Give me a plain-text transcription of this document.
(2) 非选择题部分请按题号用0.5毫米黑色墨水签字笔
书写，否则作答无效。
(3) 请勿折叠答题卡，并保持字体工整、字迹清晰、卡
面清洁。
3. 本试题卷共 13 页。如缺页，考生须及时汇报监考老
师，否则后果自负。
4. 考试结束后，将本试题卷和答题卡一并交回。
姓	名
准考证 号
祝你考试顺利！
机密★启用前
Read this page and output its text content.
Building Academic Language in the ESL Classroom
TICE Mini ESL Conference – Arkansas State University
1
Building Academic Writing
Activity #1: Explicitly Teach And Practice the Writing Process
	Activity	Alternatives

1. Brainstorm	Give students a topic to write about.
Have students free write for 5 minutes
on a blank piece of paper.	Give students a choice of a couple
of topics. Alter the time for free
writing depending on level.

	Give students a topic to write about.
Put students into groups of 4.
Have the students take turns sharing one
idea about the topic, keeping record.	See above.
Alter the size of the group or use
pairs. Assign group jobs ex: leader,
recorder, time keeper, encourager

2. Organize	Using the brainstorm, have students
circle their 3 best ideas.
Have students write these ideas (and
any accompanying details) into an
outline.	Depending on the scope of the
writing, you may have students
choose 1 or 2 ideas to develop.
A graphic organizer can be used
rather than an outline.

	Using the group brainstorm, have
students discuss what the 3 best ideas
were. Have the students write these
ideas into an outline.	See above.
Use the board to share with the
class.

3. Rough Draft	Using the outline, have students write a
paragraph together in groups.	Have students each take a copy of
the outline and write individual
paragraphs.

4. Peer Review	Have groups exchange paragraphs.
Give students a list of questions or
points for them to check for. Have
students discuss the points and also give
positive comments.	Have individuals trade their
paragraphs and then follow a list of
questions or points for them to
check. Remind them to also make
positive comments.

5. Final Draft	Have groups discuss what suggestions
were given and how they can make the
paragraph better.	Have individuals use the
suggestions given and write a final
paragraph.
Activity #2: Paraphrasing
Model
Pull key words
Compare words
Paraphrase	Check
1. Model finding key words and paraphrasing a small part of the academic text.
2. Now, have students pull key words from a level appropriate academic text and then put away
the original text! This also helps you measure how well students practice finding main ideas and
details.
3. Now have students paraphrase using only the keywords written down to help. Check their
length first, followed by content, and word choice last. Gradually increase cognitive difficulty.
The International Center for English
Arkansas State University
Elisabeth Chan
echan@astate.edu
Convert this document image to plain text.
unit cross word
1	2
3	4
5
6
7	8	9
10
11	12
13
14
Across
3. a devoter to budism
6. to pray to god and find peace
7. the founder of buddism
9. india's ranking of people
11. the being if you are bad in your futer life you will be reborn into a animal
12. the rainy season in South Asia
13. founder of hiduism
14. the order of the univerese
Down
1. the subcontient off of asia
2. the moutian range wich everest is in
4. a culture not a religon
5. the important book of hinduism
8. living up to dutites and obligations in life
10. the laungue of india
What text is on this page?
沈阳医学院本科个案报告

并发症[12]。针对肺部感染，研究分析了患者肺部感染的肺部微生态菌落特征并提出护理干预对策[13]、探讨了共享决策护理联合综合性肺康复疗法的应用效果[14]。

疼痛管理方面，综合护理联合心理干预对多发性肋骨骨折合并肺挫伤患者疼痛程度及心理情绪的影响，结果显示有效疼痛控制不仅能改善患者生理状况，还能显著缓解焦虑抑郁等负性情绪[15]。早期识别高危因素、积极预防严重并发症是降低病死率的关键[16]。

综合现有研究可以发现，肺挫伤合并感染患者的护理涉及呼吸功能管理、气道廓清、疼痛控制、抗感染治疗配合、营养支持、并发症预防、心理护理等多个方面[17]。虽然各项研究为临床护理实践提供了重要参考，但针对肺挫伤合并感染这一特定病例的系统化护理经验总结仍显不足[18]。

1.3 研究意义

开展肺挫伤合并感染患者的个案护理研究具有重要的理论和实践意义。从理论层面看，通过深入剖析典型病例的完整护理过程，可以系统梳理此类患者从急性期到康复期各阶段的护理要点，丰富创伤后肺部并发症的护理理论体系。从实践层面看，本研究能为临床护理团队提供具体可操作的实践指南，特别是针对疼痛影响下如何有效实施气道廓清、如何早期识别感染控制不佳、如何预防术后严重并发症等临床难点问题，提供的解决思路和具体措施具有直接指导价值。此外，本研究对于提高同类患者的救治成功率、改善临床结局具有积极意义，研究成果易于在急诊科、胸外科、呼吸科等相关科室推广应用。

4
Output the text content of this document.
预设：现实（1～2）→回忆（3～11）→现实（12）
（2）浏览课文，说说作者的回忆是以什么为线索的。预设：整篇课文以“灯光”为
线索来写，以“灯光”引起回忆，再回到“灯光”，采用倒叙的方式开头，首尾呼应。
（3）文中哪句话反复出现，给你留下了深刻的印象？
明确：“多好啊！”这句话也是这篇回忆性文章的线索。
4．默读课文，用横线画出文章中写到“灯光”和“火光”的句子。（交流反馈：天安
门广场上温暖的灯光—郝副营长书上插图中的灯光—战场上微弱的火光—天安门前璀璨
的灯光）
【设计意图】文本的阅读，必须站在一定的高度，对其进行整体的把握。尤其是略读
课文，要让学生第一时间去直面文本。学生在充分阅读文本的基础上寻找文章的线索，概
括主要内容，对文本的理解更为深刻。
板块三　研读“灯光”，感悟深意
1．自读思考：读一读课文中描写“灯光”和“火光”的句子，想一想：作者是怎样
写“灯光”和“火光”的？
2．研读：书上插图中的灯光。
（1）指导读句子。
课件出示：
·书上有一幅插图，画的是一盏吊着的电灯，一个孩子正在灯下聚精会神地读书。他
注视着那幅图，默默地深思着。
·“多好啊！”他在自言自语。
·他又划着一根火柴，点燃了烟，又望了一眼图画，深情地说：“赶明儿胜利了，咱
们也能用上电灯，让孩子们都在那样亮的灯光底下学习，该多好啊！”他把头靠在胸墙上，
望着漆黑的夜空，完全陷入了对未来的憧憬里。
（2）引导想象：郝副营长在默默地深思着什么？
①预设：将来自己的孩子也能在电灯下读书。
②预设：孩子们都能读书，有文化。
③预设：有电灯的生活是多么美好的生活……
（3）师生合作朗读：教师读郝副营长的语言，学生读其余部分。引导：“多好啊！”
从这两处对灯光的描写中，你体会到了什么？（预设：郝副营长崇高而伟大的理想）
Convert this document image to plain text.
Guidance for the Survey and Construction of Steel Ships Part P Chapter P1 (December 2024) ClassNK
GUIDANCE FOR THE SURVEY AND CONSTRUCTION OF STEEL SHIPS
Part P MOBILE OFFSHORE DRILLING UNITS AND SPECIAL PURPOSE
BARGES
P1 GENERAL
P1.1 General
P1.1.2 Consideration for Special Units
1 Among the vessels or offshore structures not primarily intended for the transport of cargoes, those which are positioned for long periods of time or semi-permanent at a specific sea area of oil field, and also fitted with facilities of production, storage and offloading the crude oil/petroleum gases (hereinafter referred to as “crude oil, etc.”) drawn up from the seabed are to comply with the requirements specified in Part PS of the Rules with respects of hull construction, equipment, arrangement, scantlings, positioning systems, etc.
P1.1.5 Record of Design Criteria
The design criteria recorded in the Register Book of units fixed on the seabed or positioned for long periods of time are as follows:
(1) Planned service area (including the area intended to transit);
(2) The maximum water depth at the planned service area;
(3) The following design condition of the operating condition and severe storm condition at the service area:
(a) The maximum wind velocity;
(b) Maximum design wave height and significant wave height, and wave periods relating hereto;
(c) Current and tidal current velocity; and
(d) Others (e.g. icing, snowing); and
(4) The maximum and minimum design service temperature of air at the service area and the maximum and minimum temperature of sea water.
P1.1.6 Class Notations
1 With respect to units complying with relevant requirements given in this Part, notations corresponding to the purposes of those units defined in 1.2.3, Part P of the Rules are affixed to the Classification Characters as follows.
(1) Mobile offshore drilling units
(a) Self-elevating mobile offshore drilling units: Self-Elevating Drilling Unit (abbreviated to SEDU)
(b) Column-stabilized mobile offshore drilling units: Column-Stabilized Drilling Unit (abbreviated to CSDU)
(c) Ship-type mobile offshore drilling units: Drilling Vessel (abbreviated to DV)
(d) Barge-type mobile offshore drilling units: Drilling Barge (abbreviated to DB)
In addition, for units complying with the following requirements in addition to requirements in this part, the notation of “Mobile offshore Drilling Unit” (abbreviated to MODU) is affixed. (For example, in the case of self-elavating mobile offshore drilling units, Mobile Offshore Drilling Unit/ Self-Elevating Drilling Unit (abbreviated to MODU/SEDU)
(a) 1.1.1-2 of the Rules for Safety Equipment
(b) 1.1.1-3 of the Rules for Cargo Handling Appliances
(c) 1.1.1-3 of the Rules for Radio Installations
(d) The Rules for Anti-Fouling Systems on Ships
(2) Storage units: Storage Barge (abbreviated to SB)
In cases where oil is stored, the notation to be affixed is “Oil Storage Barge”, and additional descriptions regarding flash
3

##############################

### THE TASK
From the listing above, collect each line in which the string "page" appears.

### OUTPUT FOR THIS EXERCISE
Read this page and output its text content.
What text is on this page?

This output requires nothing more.